Aim of the task – All of the records below should be output exactly.

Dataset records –
......
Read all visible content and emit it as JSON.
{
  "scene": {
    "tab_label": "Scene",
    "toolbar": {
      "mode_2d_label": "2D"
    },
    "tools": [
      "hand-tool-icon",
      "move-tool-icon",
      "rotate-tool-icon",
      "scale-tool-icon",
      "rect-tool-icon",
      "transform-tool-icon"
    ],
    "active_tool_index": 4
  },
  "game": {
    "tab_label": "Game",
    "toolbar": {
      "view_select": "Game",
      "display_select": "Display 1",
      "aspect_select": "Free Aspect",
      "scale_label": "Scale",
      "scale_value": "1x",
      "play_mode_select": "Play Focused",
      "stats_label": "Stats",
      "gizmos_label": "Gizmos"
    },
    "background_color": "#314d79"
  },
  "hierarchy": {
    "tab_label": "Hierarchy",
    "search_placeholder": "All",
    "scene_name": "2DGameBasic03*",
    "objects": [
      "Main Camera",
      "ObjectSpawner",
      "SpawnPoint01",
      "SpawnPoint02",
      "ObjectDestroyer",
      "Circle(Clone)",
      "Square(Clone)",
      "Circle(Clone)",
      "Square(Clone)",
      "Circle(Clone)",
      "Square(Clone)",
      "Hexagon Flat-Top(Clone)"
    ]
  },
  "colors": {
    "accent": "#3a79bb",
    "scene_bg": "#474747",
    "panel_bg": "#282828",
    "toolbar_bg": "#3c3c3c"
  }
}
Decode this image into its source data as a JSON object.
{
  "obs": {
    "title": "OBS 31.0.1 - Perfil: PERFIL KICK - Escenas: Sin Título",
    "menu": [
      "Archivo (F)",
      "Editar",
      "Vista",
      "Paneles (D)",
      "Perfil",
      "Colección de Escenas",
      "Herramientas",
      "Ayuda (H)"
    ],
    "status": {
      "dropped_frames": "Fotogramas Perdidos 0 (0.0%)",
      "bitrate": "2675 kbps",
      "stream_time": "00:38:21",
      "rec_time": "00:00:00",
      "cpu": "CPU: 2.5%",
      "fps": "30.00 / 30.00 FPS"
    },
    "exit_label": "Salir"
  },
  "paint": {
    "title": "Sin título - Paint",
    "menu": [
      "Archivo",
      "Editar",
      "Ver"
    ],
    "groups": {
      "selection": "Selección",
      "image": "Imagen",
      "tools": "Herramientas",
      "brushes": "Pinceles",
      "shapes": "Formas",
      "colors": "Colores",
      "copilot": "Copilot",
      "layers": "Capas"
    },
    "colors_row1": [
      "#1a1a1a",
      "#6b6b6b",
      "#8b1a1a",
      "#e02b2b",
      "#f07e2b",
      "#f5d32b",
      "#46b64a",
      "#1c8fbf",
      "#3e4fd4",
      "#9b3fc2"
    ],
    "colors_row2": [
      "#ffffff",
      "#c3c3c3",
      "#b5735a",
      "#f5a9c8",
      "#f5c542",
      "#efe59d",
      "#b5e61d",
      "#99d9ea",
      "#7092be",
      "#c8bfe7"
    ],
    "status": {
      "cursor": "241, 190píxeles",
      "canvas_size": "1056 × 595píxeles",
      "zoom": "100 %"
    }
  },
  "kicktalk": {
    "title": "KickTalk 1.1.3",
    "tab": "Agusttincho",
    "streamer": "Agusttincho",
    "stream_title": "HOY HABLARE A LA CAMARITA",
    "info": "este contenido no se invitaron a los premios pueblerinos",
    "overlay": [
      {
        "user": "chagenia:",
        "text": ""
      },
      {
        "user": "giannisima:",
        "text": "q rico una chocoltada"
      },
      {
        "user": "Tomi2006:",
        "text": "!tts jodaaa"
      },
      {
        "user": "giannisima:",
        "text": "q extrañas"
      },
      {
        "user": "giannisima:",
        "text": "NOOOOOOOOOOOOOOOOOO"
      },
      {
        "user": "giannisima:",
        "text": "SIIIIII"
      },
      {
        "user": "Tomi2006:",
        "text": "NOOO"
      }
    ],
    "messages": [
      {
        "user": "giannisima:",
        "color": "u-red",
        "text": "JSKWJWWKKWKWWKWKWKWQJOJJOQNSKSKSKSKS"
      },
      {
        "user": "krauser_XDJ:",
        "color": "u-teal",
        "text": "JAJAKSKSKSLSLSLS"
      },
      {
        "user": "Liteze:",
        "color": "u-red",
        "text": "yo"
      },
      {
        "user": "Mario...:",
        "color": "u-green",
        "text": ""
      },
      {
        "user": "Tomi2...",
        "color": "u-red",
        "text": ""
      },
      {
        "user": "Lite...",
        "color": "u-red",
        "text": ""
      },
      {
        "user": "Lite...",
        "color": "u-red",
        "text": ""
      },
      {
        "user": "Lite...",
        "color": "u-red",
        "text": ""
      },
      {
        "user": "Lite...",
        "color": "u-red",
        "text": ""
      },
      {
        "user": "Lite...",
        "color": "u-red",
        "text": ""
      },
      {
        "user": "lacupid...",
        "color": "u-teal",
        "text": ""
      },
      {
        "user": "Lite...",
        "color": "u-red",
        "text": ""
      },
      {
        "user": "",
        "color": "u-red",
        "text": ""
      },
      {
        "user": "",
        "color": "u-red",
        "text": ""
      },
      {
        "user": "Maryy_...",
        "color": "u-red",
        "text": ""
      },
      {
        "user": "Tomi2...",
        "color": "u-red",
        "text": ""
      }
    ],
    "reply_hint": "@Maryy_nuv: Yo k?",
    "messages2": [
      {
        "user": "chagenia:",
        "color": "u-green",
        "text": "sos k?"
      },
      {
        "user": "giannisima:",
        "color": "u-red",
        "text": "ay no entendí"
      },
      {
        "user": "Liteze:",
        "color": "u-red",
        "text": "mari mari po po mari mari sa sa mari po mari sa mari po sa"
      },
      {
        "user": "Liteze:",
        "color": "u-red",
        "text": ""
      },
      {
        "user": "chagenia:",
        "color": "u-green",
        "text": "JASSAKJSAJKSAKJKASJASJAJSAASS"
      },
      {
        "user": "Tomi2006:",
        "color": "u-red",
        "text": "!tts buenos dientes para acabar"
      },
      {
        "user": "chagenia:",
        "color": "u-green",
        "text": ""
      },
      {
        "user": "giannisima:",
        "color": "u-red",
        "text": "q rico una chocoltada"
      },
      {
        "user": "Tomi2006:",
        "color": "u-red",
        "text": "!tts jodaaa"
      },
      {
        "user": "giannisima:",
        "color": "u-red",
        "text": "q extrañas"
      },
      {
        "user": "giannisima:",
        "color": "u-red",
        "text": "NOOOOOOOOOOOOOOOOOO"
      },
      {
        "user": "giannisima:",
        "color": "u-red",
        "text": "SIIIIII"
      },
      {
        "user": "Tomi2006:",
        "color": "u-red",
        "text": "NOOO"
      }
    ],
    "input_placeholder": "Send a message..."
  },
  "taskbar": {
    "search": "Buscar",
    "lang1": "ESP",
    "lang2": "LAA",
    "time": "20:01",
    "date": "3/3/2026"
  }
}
......
Answer to the exercise –
Read all visible content and emit it as JSON.
{
  "scene": {
    "tab_label": "Scene",
    "toolbar": {
      "mode_2d_label": "2D"
    },
    "tools": [
      "hand-tool-icon",
      "move-tool-icon",
      "rotate-tool-icon",
      "scale-tool-icon",
      "rect-tool-icon",
      "transform-tool-icon"
    ],
    "active_tool_index": 4
  },
  "game": {
    "tab_label": "Game",
    "toolbar": {
      "view_select": "Game",
      "display_select": "Display 1",
      "aspect_select": "Free Aspect",
      "scale_label": "Scale",
      "scale_value": "1x",
      "play_mode_select": "Play Focused",
      "stats_label": "Stats",
      "gizmos_label": "Gizmos"
    },
    "background_color": "#314d79"
  },
  "hierarchy": {
    "tab_label": "Hierarchy",
    "search_placeholder": "All",
    "scene_name": "2DGameBasic03*",
    "objects": [
      "Main Camera",
      "ObjectSpawner",
      "SpawnPoint01",
      "SpawnPoint02",
      "ObjectDestroyer",
      "Circle(Clone)",
      "Square(Clone)",
      "Circle(Clone)",
      "Square(Clone)",
      "Circle(Clone)",
      "Square(Clone)",
      "Hexagon Flat-Top(Clone)"
    ]
  },
  "colors": {
    "accent": "#3a79bb",
    "scene_bg": "#474747",
    "panel_bg": "#282828",
    "toolbar_bg": "#3c3c3c"
  }
}
Decode this image into its source data as a JSON object.
{
  "obs": {
    "title": "OBS 31.0.1 - Perfil: PERFIL KICK - Escenas: Sin Título",
    "menu": [
      "Archivo (F)",
      "Editar",
      "Vista",
      "Paneles (D)",
      "Perfil",
      "Colección de Escenas",
      "Herramientas",
      "Ayuda (H)"
    ],
    "status": {
      "dropped_frames": "Fotogramas Perdidos 0 (0.0%)",
      "bitrate": "2675 kbps",
      "stream_time": "00:38:21",
      "rec_time": "00:00:00",
      "cpu": "CPU: 2.5%",
      "fps": "30.00 / 30.00 FPS"
    },
    "exit_label": "Salir"
  },
  "paint": {
    "title": "Sin título - Paint",
    "menu": [
      "Archivo",
      "Editar",
      "Ver"
    ],
    "groups": {
      "selection": "Selección",
      "image": "Imagen",
      "tools": "Herramientas",
      "brushes": "Pinceles",
      "shapes": "Formas",
      "colors": "Colores",
      "copilot": "Copilot",
      "layers": "Capas"
    },
    "colors_row1": [
      "#1a1a1a",
      "#6b6b6b",
      "#8b1a1a",
      "#e02b2b",
      "#f07e2b",
      "#f5d32b",
      "#46b64a",
      "#1c8fbf",
      "#3e4fd4",
      "#9b3fc2"
    ],
    "colors_row2": [
      "#ffffff",
      "#c3c3c3",
      "#b5735a",
      "#f5a9c8",
      "#f5c542",
      "#efe59d",
      "#b5e61d",
      "#99d9ea",
      "#7092be",
      "#c8bfe7"
    ],
    "status": {
      "cursor": "241, 190píxeles",
      "canvas_size": "1056 × 595píxeles",
      "zoom": "100 %"
    }
  },
  "kicktalk": {
    "title": "KickTalk 1.1.3",
    "tab": "Agusttincho",
    "streamer": "Agusttincho",
    "stream_title": "HOY HABLARE A LA CAMARITA",
    "info": "este contenido no se invitaron a los premios pueblerinos",
    "overlay": [
      {
        "user": "chagenia:",
        "text": ""
      },
      {
        "user": "giannisima:",
        "text": "q rico una chocoltada"
      },
      {
        "user": "Tomi2006:",
        "text": "!tts jodaaa"
      },
      {
        "user": "giannisima:",
        "text": "q extrañas"
      },
      {
        "user": "giannisima:",
        "text": "NOOOOOOOOOOOOOOOOOO"
      },
      {
        "user": "giannisima:",
        "text": "SIIIIII"
      },
      {
        "user": "Tomi2006:",
        "text": "NOOO"
      }
    ],
    "messages": [
      {
        "user": "giannisima:",
        "color": "u-red",
        "text": "JSKWJWWKKWKWWKWKWKWQJOJJOQNSKSKSKSKS"
      },
      {
        "user": "krauser_XDJ:",
        "color": "u-teal",
        "text": "JAJAKSKSKSLSLSLS"
      },
      {
        "user": "Liteze:",
        "color": "u-red",
        "text": "yo"
      },
      {
        "user": "Mario...:",
        "color": "u-green",
        "text": ""
      },
      {
        "user": "Tomi2...",
        "color": "u-red",
        "text": ""
      },
      {
        "user": "Lite...",
        "color": "u-red",
        "text": ""
      },
      {
        "user": "Lite...",
        "color": "u-red",
        "text": ""
      },
      {
        "user": "Lite...",
        "color": "u-red",
        "text": ""
      },
      {
        "user": "Lite...",
        "color": "u-red",
        "text": ""
      },
      {
        "user": "Lite...",
        "color": "u-red",
        "text": ""
      },
      {
        "user": "lacupid...",
        "color": "u-teal",
        "text": ""
      },
      {
        "user": "Lite...",
        "color": "u-red",
        "text": ""
      },
      {
        "user": "",
        "color": "u-red",
        "text": ""
      },
      {
        "user": "",
        "color": "u-red",
        "text": ""
      },
      {
        "user": "Maryy_...",
        "color": "u-red",
        "text": ""
      },
      {
        "user": "Tomi2...",
        "color": "u-red",
        "text": ""
      }
    ],
    "reply_hint": "@Maryy_nuv: Yo k?",
    "messages2": [
      {
        "user": "chagenia:",
        "color": "u-green",
        "text": "sos k?"
      },
      {
        "user": "giannisima:",
        "color": "u-red",
        "text": "ay no entendí"
      },
      {
        "user": "Liteze:",
        "color": "u-red",
        "text": "mari mari po po mari mari sa sa mari po mari sa mari po sa"
      },
      {
        "user": "Liteze:",
        "color": "u-red",
        "text": ""
      },
      {
        "user": "chagenia:",
        "color": "u-green",
        "text": "JASSAKJSAJKSAKJKASJASJAJSAASS"
      },
      {
        "user": "Tomi2006:",
        "color": "u-red",
        "text": "!tts buenos dientes para acabar"
      },
      {
        "user": "chagenia:",
        "color": "u-green",
        "text": ""
      },
      {
        "user": "giannisima:",
        "color": "u-red",
        "text": "q rico una chocoltada"
      },
      {
        "user": "Tomi2006:",
        "color": "u-red",
        "text": "!tts jodaaa"
      },
      {
        "user": "giannisima:",
        "color": "u-red",
        "text": "q extrañas"
      },
      {
        "user": "giannisima:",
        "color": "u-red",
        "text": "NOOOOOOOOOOOOOOOOOO"
      },
      {
        "user": "giannisima:",
        "color": "u-red",
        "text": "SIIIIII"
      },
      {
        "user": "Tomi2006:",
        "color": "u-red",
        "text": "NOOO"
      }
    ],
    "input_placeholder": "Send a message..."
  },
  "taskbar": {
    "search": "Buscar",
    "lang1": "ESP",
    "lang2": "LAA",
    "time": "20:01",
    "date": "3/3/2026"
  }
}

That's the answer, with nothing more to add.